• _Required task_
What follows is a listing to be transcribed exactly.

• _Dataset excerpts_

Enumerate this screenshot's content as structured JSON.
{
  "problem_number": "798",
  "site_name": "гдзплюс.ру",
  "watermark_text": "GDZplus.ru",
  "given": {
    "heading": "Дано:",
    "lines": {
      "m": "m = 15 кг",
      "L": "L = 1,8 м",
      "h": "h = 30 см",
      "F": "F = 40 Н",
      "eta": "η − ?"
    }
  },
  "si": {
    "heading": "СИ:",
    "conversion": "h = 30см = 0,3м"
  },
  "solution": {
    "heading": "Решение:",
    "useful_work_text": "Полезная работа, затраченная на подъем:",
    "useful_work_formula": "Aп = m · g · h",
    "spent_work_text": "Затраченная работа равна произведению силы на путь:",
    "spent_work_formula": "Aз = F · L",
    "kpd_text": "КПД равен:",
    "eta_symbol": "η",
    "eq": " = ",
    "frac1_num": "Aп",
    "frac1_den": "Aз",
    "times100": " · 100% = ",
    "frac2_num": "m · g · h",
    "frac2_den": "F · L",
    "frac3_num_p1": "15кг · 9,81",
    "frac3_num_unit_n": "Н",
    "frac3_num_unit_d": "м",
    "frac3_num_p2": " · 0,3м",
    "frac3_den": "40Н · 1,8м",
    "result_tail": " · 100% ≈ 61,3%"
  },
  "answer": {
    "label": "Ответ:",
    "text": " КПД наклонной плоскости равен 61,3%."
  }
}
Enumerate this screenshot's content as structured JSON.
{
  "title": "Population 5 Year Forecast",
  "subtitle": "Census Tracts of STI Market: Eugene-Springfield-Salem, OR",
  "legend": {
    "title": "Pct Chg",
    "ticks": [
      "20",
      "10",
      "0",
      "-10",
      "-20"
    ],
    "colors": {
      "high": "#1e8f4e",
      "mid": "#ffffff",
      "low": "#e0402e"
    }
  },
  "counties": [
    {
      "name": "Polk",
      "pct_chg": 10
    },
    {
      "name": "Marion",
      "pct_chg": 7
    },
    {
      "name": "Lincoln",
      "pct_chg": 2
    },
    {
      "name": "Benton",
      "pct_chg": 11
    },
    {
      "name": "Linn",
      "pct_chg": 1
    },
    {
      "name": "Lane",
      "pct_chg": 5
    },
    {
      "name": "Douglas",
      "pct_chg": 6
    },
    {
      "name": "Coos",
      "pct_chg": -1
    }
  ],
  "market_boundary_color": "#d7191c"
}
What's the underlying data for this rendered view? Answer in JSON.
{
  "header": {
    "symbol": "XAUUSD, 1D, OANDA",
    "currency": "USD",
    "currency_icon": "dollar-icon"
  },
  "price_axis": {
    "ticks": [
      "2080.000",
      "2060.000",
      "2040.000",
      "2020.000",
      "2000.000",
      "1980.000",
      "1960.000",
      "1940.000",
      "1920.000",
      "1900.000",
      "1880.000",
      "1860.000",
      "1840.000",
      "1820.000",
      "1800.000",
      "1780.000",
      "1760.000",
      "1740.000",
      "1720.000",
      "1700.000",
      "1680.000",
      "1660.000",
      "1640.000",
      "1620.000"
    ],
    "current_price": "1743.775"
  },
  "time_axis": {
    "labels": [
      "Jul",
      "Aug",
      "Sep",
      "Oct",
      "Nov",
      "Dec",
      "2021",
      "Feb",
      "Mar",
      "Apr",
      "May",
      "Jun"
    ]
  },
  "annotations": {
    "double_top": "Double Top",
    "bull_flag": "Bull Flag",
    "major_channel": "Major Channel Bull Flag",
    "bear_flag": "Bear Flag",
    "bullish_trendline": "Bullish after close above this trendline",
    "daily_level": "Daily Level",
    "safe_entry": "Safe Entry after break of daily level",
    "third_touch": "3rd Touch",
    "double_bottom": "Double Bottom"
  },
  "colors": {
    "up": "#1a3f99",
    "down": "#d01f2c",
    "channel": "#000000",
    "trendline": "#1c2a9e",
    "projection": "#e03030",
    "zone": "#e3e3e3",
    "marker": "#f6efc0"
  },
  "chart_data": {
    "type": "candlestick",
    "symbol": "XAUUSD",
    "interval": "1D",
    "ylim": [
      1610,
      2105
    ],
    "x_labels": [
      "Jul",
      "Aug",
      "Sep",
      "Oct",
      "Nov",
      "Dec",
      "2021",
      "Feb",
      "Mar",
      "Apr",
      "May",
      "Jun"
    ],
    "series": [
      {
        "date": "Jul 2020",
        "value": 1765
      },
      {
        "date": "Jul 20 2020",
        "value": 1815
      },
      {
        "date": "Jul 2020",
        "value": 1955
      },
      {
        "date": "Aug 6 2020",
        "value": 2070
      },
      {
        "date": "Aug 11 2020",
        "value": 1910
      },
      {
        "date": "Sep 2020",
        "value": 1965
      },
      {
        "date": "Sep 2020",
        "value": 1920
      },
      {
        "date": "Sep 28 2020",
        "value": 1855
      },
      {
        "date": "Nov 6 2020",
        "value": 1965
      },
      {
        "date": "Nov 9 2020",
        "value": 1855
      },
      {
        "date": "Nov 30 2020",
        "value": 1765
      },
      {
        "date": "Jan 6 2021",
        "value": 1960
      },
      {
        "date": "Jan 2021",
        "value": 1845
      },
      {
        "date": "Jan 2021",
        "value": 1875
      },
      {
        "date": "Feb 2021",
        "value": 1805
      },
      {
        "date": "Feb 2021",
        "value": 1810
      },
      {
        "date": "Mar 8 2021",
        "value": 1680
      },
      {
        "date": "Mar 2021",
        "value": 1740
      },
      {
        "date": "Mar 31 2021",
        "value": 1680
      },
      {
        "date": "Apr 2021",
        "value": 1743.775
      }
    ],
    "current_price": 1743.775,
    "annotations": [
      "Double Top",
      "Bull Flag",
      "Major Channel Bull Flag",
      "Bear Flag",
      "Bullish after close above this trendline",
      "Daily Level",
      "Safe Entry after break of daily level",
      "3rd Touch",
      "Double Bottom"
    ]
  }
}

• _Response_
Enumerate this screenshot's content as structured JSON.
{
  "problem_number": "798",
  "site_name": "гдзплюс.ру",
  "watermark_text": "GDZplus.ru",
  "given": {
    "heading": "Дано:",
    "lines": {
      "m": "m = 15 кг",
      "L": "L = 1,8 м",
      "h": "h = 30 см",
      "F": "F = 40 Н",
      "eta": "η − ?"
    }
  },
  "si": {
    "heading": "СИ:",
    "conversion": "h = 30см = 0,3м"
  },
  "solution": {
    "heading": "Решение:",
    "useful_work_text": "Полезная работа, затраченная на подъем:",
    "useful_work_formula": "Aп = m · g · h",
    "spent_work_text": "Затраченная работа равна произведению силы на путь:",
    "spent_work_formula": "Aз = F · L",
    "kpd_text": "КПД равен:",
    "eta_symbol": "η",
    "eq": " = ",
    "frac1_num": "Aп",
    "frac1_den": "Aз",
    "times100": " · 100% = ",
    "frac2_num": "m · g · h",
    "frac2_den": "F · L",
    "frac3_num_p1": "15кг · 9,81",
    "frac3_num_unit_n": "Н",
    "frac3_num_unit_d": "м",
    "frac3_num_p2": " · 0,3м",
    "frac3_den": "40Н · 1,8м",
    "result_tail": " · 100% ≈ 61,3%"
  },
  "answer": {
    "label": "Ответ:",
    "text": " КПД наклонной плоскости равен 61,3%."
  }
}
Enumerate this screenshot's content as structured JSON.
{
  "title": "Population 5 Year Forecast",
  "subtitle": "Census Tracts of STI Market: Eugene-Springfield-Salem, OR",
  "legend": {
    "title": "Pct Chg",
    "ticks": [
      "20",
      "10",
      "0",
      "-10",
      "-20"
    ],
    "colors": {
      "high": "#1e8f4e",
      "mid": "#ffffff",
      "low": "#e0402e"
    }
  },
  "counties": [
    {
      "name": "Polk",
      "pct_chg": 10
    },
    {
      "name": "Marion",
      "pct_chg": 7
    },
    {
      "name": "Lincoln",
      "pct_chg": 2
    },
    {
      "name": "Benton",
      "pct_chg": 11
    },
    {
      "name": "Linn",
      "pct_chg": 1
    },
    {
      "name": "Lane",
      "pct_chg": 5
    },
    {
      "name": "Douglas",
      "pct_chg": 6
    },
    {
      "name": "Coos",
      "pct_chg": -1
    }
  ],
  "market_boundary_color": "#d7191c"
}
What's the underlying data for this rendered view? Answer in JSON.
{
  "header": {
    "symbol": "XAUUSD, 1D, OANDA",
    "currency": "USD",
    "currency_icon": "dollar-icon"
  },
  "price_axis": {
    "ticks": [
      "2080.000",
      "2060.000",
      "2040.000",
      "2020.000",
      "2000.000",
      "1980.000",
      "1960.000",
      "1940.000",
      "1920.000",
      "1900.000",
      "1880.000",
      "1860.000",
      "1840.000",
      "1820.000",
      "1800.000",
      "1780.000",
      "1760.000",
      "1740.000",
      "1720.000",
      "1700.000",
      "1680.000",
      "1660.000",
      "1640.000",
      "1620.000"
    ],
    "current_price": "1743.775"
  },
  "time_axis": {
    "labels": [
      "Jul",
      "Aug",
      "Sep",
      "Oct",
      "Nov",
      "Dec",
      "2021",
      "Feb",
      "Mar",
      "Apr",
      "May",
      "Jun"
    ]
  },
  "annotations": {
    "double_top": "Double Top",
    "bull_flag": "Bull Flag",
    "major_channel": "Major Channel Bull Flag",
    "bear_flag": "Bear Flag",
    "bullish_trendline": "Bullish after close above this trendline",
    "daily_level": "Daily Level",
    "safe_entry": "Safe Entry after break of daily level",
    "third_touch": "3rd Touch",
    "double_bottom": "Double Bottom"
  },
  "colors": {
    "up": "#1a3f99",
    "down": "#d01f2c",
    "channel": "#000000",
    "trendline": "#1c2a9e",
    "projection": "#e03030",
    "zone": "#e3e3e3",
    "marker": "#f6efc0"
  },
  "chart_data": {
    "type": "candlestick",
    "symbol": "XAUUSD",
    "interval": "1D",
    "ylim": [
      1610,
      2105
    ],
    "x_labels": [
      "Jul",
      "Aug",
      "Sep",
      "Oct",
      "Nov",
      "Dec",
      "2021",
      "Feb",
      "Mar",
      "Apr",
      "May",
      "Jun"
    ],
    "series": [
      {
        "date": "Jul 2020",
        "value": 1765
      },
      {
        "date": "Jul 20 2020",
        "value": 1815
      },
      {
        "date": "Jul 2020",
        "value": 1955
      },
      {
        "date": "Aug 6 2020",
        "value": 2070
      },
      {
        "date": "Aug 11 2020",
        "value": 1910
      },
      {
        "date": "Sep 2020",
        "value": 1965
      },
      {
        "date": "Sep 2020",
        "value": 1920
      },
      {
        "date": "Sep 28 2020",
        "value": 1855
      },
      {
        "date": "Nov 6 2020",
        "value": 1965
      },
      {
        "date": "Nov 9 2020",
        "value": 1855
      },
      {
        "date": "Nov 30 2020",
        "value": 1765
      },
      {
        "date": "Jan 6 2021",
        "value": 1960
      },
      {
        "date": "Jan 2021",
        "value": 1845
      },
      {
        "date": "Jan 2021",
        "value": 1875
      },
      {
        "date": "Feb 2021",
        "value": 1805
      },
      {
        "date": "Feb 2021",
        "value": 1810
      },
      {
        "date": "Mar 8 2021",
        "value": 1680
      },
      {
        "date": "Mar 2021",
        "value": 1740
      },
      {
        "date": "Mar 31 2021",
        "value": 1680
      },
      {
        "date": "Apr 2021",
        "value": 1743.775
      }
    ],
    "current_price": 1743.775,
    "annotations": [
      "Double Top",
      "Bull Flag",
      "Major Channel Bull Flag",
      "Bear Flag",
      "Bullish after close above this trendline",
      "Daily Level",
      "Safe Entry after break of daily level",
      "3rd Touch",
      "Double Bottom"
    ]
  }
}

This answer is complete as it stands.